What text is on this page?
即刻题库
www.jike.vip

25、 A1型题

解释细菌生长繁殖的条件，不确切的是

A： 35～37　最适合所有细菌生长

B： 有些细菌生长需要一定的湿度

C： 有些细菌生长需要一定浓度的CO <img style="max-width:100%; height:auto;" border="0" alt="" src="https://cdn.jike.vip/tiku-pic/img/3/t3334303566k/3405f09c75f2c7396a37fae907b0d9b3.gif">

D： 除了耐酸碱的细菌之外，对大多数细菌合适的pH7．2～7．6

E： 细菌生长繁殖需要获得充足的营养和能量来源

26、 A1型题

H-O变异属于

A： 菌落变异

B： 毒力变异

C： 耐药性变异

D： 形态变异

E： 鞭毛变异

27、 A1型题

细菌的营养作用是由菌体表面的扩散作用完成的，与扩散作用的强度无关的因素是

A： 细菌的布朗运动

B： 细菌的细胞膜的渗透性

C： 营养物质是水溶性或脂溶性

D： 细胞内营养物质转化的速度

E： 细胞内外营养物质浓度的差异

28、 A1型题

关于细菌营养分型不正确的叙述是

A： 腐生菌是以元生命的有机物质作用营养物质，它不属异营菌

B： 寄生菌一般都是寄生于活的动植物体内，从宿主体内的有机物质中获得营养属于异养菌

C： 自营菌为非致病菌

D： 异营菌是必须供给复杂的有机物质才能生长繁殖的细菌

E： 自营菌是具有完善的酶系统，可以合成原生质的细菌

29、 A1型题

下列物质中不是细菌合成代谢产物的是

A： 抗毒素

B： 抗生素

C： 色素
▬▬▬
→ **WORK TO DO**
Copy the records above exactly.

→ **OUTPUT OF THE EXERCISE**
What text is on this page?
即刻题库
www.jike.vip

25、 A1型题

解释细菌生长繁殖的条件，不确切的是

A： 35～37　最适合所有细菌生长

B： 有些细菌生长需要一定的湿度

C： 有些细菌生长需要一定浓度的CO <img style="max-width:100%; height:auto;" border="0" alt="" src="https://cdn.jike.vip/tiku-pic/img/3/t3334303566k/3405f09c75f2c7396a37fae907b0d9b3.gif">

D： 除了耐酸碱的细菌之外，对大多数细菌合适的pH7．2～7．6

E： 细菌生长繁殖需要获得充足的营养和能量来源

26、 A1型题

H-O变异属于

A： 菌落变异

B： 毒力变异

C： 耐药性变异

D： 形态变异

E： 鞭毛变异

27、 A1型题

细菌的营养作用是由菌体表面的扩散作用完成的，与扩散作用的强度无关的因素是

A： 细菌的布朗运动

B： 细菌的细胞膜的渗透性

C： 营养物质是水溶性或脂溶性

D： 细胞内营养物质转化的速度

E： 细胞内外营养物质浓度的差异

28、 A1型题

关于细菌营养分型不正确的叙述是

A： 腐生菌是以元生命的有机物质作用营养物质，它不属异营菌

B： 寄生菌一般都是寄生于活的动植物体内，从宿主体内的有机物质中获得营养属于异养菌

C： 自营菌为非致病菌

D： 异营菌是必须供给复杂的有机物质才能生长繁殖的细菌

E： 自营菌是具有完善的酶系统，可以合成原生质的细菌

29、 A1型题

下列物质中不是细菌合成代谢产物的是

A： 抗毒素

B： 抗生素

C： 色素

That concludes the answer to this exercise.